» Exercise objective: Lay out every one of the lines below as a JSON list of strings, one string per line, skipping blank lines and leaving out the pictures.
--- Start Supplied data ---
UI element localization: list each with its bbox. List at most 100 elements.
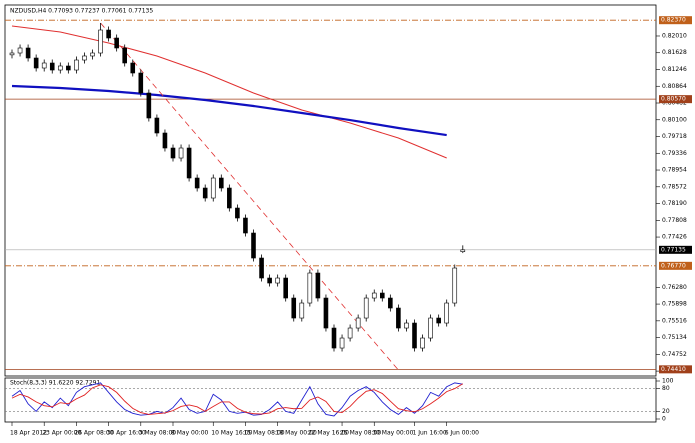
candle-body bbox=[444, 302, 450, 324]
candle-body bbox=[299, 302, 305, 319]
y-tick-label: 0.74752 bbox=[662, 351, 687, 358]
candle-body bbox=[291, 297, 297, 319]
candle-body bbox=[428, 317, 433, 339]
y-tick-label: 0.81246 bbox=[662, 66, 687, 73]
y-tick-label: 0.78190 bbox=[662, 200, 687, 207]
candle-body bbox=[355, 317, 361, 329]
stoch-tick-label: 100 bbox=[662, 378, 674, 385]
y-tick-label: 0.76280 bbox=[662, 284, 687, 291]
x-tick-label: 30 Apr 16:00 bbox=[107, 430, 146, 437]
x-tick-label: 18 May 00:00 bbox=[276, 430, 317, 437]
candle-body bbox=[114, 37, 119, 49]
candle-body bbox=[227, 187, 232, 209]
candle-body bbox=[219, 177, 224, 189]
y-tick-label: 0.77808 bbox=[662, 217, 687, 224]
y-tick-label: 0.75898 bbox=[662, 301, 687, 308]
candle-body bbox=[146, 92, 152, 119]
x-tick-label: 8 May 00:00 bbox=[171, 430, 209, 437]
candle-body bbox=[315, 272, 321, 299]
level-label: 0.74410 bbox=[661, 366, 686, 373]
candle-body bbox=[379, 292, 385, 299]
candle-body bbox=[98, 29, 103, 54]
y-tick-label: 0.78954 bbox=[662, 167, 687, 174]
y-tick-label: 0.80100 bbox=[662, 116, 687, 123]
y-tick-label: 0.77426 bbox=[662, 234, 687, 241]
candle-body bbox=[194, 177, 200, 189]
chart-title: NZDUSD,H4 0.77093 0.77237 0.77061 0.7713… bbox=[10, 8, 153, 15]
candle-body bbox=[396, 307, 401, 329]
candle-body bbox=[259, 257, 264, 279]
candle-body bbox=[138, 72, 144, 94]
y-tick-label: 0.80864 bbox=[662, 83, 687, 90]
y-tick-label: 0.81628 bbox=[662, 49, 687, 56]
x-tick-label: 30 May 00:00 bbox=[372, 430, 413, 437]
candle-body bbox=[17, 47, 23, 54]
candle-body bbox=[412, 322, 417, 349]
candle-body bbox=[331, 327, 337, 349]
candle-body bbox=[371, 292, 377, 299]
candle-body bbox=[41, 62, 47, 69]
level-label: 0.82370 bbox=[661, 17, 686, 24]
candle-body bbox=[460, 249, 466, 252]
y-tick-label: 0.82010 bbox=[662, 32, 687, 39]
level-label: 0.76770 bbox=[661, 262, 686, 269]
stoch-line bbox=[11, 382, 463, 417]
x-tick-label: 18 Apr 2012 bbox=[10, 430, 47, 437]
candle-body bbox=[57, 65, 63, 71]
candle-body bbox=[90, 52, 95, 57]
candle-body bbox=[420, 337, 425, 349]
candle-body bbox=[452, 267, 458, 304]
x-tick-label: 23 Apr 00:00 bbox=[42, 430, 81, 437]
y-tick-label: 0.75134 bbox=[662, 334, 687, 341]
stoch-panel bbox=[4, 377, 657, 423]
candle-body bbox=[210, 177, 216, 199]
x-tick-label: 3 May 08:00 bbox=[139, 430, 177, 437]
y-tick-label: 0.75516 bbox=[662, 317, 687, 324]
x-tick-label: 25 May 08:00 bbox=[340, 430, 381, 437]
candle-body bbox=[404, 322, 409, 329]
x-tick-label: 1 Jun 16:00 bbox=[413, 430, 447, 437]
candle-body bbox=[33, 57, 39, 69]
candle-body bbox=[275, 277, 280, 284]
x-tick-label: 6 Jun 00:00 bbox=[445, 430, 479, 437]
candle-body bbox=[235, 207, 240, 219]
level-tag bbox=[659, 261, 692, 270]
level-tag bbox=[659, 95, 692, 104]
candle-body bbox=[106, 29, 111, 39]
candle-body bbox=[339, 337, 345, 349]
x-tick-label: 22 May 16:00 bbox=[308, 430, 349, 437]
stoch-tick-label: 20 bbox=[662, 408, 670, 415]
level-label: 0.80570 bbox=[661, 96, 686, 103]
candle-body bbox=[49, 62, 55, 71]
candle-body bbox=[9, 52, 15, 56]
y-tick-label: 0.78572 bbox=[662, 183, 687, 190]
candle-body bbox=[251, 232, 256, 259]
x-tick-label: 15 May 08:00 bbox=[243, 430, 284, 437]
candle-body bbox=[436, 317, 441, 324]
stoch-line bbox=[11, 383, 464, 415]
candle-body bbox=[162, 132, 168, 149]
candle-body bbox=[267, 277, 272, 284]
y-tick-label: 0.79336 bbox=[662, 150, 687, 157]
stoch-tick-label: 0 bbox=[662, 416, 666, 423]
x-tick-label: 10 May 16:00 bbox=[211, 430, 252, 437]
level-tag bbox=[659, 365, 692, 374]
level-tag bbox=[659, 16, 692, 25]
candle-body bbox=[388, 297, 393, 309]
candle-body bbox=[82, 55, 87, 61]
moving-average bbox=[11, 25, 447, 159]
candle-body bbox=[25, 47, 31, 59]
candle-body bbox=[178, 147, 184, 159]
candle-body bbox=[154, 117, 160, 134]
main-panel bbox=[4, 4, 657, 377]
candle-body bbox=[130, 62, 136, 74]
x-tick-label: 26 Apr 08:00 bbox=[74, 430, 113, 437]
price-tag bbox=[659, 245, 692, 254]
candle-body bbox=[122, 47, 127, 64]
candle-body bbox=[307, 272, 313, 304]
candle-body bbox=[170, 147, 176, 159]
current-price-label: 0.77135 bbox=[661, 246, 686, 253]
candle-body bbox=[323, 297, 329, 329]
candle-body bbox=[243, 217, 248, 234]
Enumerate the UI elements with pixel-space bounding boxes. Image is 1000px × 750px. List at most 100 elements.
--- End Supplied data ---
» Written answer:
[
  "UI element localization: list each with its bbox. List at most 100 elements.",
  "candle-body bbox=[444, 302, 450, 324]",
  "candle-body bbox=[299, 302, 305, 319]",
  "y-tick-label: 0.74752 bbox=[662, 351, 687, 358]",
  "candle-body bbox=[291, 297, 297, 319]",
  "candle-body bbox=[428, 317, 433, 339]",
  "y-tick-label: 0.81246 bbox=[662, 66, 687, 73]",
  "y-tick-label: 0.78190 bbox=[662, 200, 687, 207]",
  "candle-body bbox=[355, 317, 361, 329]",
  "stoch-tick-label: 100 bbox=[662, 378, 674, 385]",
  "y-tick-label: 0.76280 bbox=[662, 284, 687, 291]",
  "x-tick-label: 30 Apr 16:00 bbox=[107, 430, 146, 437]",
  "x-tick-label: 18 May 00:00 bbox=[276, 430, 317, 437]",
  "candle-body bbox=[114, 37, 119, 49]",
  "candle-body bbox=[227, 187, 232, 209]",
  "candle-body bbox=[219, 177, 224, 189]",
  "y-tick-label: 0.77808 bbox=[662, 217, 687, 224]",
  "y-tick-label: 0.75898 bbox=[662, 301, 687, 308]",
  "candle-body bbox=[146, 92, 152, 119]",
  "x-tick-label: 8 May 00:00 bbox=[171, 430, 209, 437]",
  "candle-body bbox=[315, 272, 321, 299]",
  "level-label: 0.74410 bbox=[661, 366, 686, 373]",
  "candle-body bbox=[379, 292, 385, 299]",
  "candle-body bbox=[98, 29, 103, 54]",
  "y-tick-label: 0.78954 bbox=[662, 167, 687, 174]",
  "y-tick-label: 0.80100 bbox=[662, 116, 687, 123]",
  "y-tick-label: 0.77426 bbox=[662, 234, 687, 241]",
  "candle-body bbox=[194, 177, 200, 189]",
  "chart-title: NZDUSD,H4 0.77093 0.77237 0.77061 0.7713… bbox=[10, 8, 153, 15]",
  "candle-body bbox=[396, 307, 401, 329]",
  "candle-body bbox=[259, 257, 264, 279]",
  "candle-body bbox=[138, 72, 144, 94]",
  "y-tick-label: 0.80864 bbox=[662, 83, 687, 90]",
  "y-tick-label: 0.81628 bbox=[662, 49, 687, 56]",
  "x-tick-label: 30 May 00:00 bbox=[372, 430, 413, 437]",
  "candle-body bbox=[17, 47, 23, 54]",
  "candle-body bbox=[412, 322, 417, 349]",
  "candle-body bbox=[331, 327, 337, 349]",
  "candle-body bbox=[371, 292, 377, 299]",
  "candle-body bbox=[41, 62, 47, 69]",
  "level-label: 0.82370 bbox=[661, 17, 686, 24]",
  "candle-body bbox=[460, 249, 466, 252]",
  "y-tick-label: 0.82010 bbox=[662, 32, 687, 39]",
  "level-label: 0.76770 bbox=[661, 262, 686, 269]",
  "stoch-line bbox=[11, 382, 463, 417]",
  "x-tick-label: 18 Apr 2012 bbox=[10, 430, 47, 437]",
  "candle-body bbox=[57, 65, 63, 71]",
  "candle-body bbox=[90, 52, 95, 57]",
  "candle-body bbox=[420, 337, 425, 349]",
  "candle-body bbox=[452, 267, 458, 304]",
  "x-tick-label: 23 Apr 00:00 bbox=[42, 430, 81, 437]",
  "y-tick-label: 0.75134 bbox=[662, 334, 687, 341]",
  "stoch-panel bbox=[4, 377, 657, 423]",
  "candle-body bbox=[210, 177, 216, 199]",
  "x-tick-label: 3 May 08:00 bbox=[139, 430, 177, 437]",
  "y-tick-label: 0.75516 bbox=[662, 317, 687, 324]",
  "x-tick-label: 25 May 08:00 bbox=[340, 430, 381, 437]",
  "candle-body bbox=[404, 322, 409, 329]",
  "x-tick-label: 1 Jun 16:00 bbox=[413, 430, 447, 437]",
  "candle-body bbox=[33, 57, 39, 69]",
  "candle-body bbox=[275, 277, 280, 284]",
  "x-tick-label: 6 Jun 00:00 bbox=[445, 430, 479, 437]",
  "candle-body bbox=[235, 207, 240, 219]",
  "level-tag bbox=[659, 261, 692, 270]",
  "level-tag bbox=[659, 95, 692, 104]",
  "candle-body bbox=[106, 29, 111, 39]",
  "candle-body bbox=[339, 337, 345, 349]",
  "x-tick-label: 22 May 16:00 bbox=[308, 430, 349, 437]",
  "stoch-tick-label: 20 bbox=[662, 408, 670, 415]",
  "level-label: 0.80570 bbox=[661, 96, 686, 103]",
  "candle-body bbox=[49, 62, 55, 71]",
  "candle-body bbox=[9, 52, 15, 56]",
  "y-tick-label: 0.78572 bbox=[662, 183, 687, 190]",
  "candle-body bbox=[251, 232, 256, 259]",
  "x-tick-label: 15 May 08:00 bbox=[243, 430, 284, 437]",
  "candle-body bbox=[436, 317, 441, 324]",
  "stoch-line bbox=[11, 383, 464, 415]",
  "candle-body bbox=[162, 132, 168, 149]",
  "candle-body bbox=[267, 277, 272, 284]",
  "y-tick-label: 0.79336 bbox=[662, 150, 687, 157]",
  "stoch-tick-label: 0 bbox=[662, 416, 666, 423]",
  "x-tick-label: 10 May 16:00 bbox=[211, 430, 252, 437]",
  "level-tag bbox=[659, 365, 692, 374]",
  "level-tag bbox=[659, 16, 692, 25]",
  "candle-body bbox=[388, 297, 393, 309]",
  "candle-body bbox=[82, 55, 87, 61]",
  "moving-average bbox=[11, 25, 447, 159]",
  "candle-body bbox=[25, 47, 31, 59]",
  "candle-body bbox=[178, 147, 184, 159]",
  "candle-body bbox=[154, 117, 160, 134]",
  "main-panel bbox=[4, 4, 657, 377]",
  "candle-body bbox=[130, 62, 136, 74]",
  "x-tick-label: 26 Apr 08:00 bbox=[74, 430, 113, 437]",
  "price-tag bbox=[659, 245, 692, 254]",
  "candle-body bbox=[122, 47, 127, 64]",
  "candle-body bbox=[307, 272, 313, 304]",
  "candle-body bbox=[170, 147, 176, 159]",
  "current-price-label: 0.77135 bbox=[661, 246, 686, 253]",
  "candle-body bbox=[323, 297, 329, 329]",
  "candle-body bbox=[243, 217, 248, 234]",
  "Enumerate the UI elements with pixel-space bounding boxes. Image is 1000px × 750px. List at most 100 elements."
]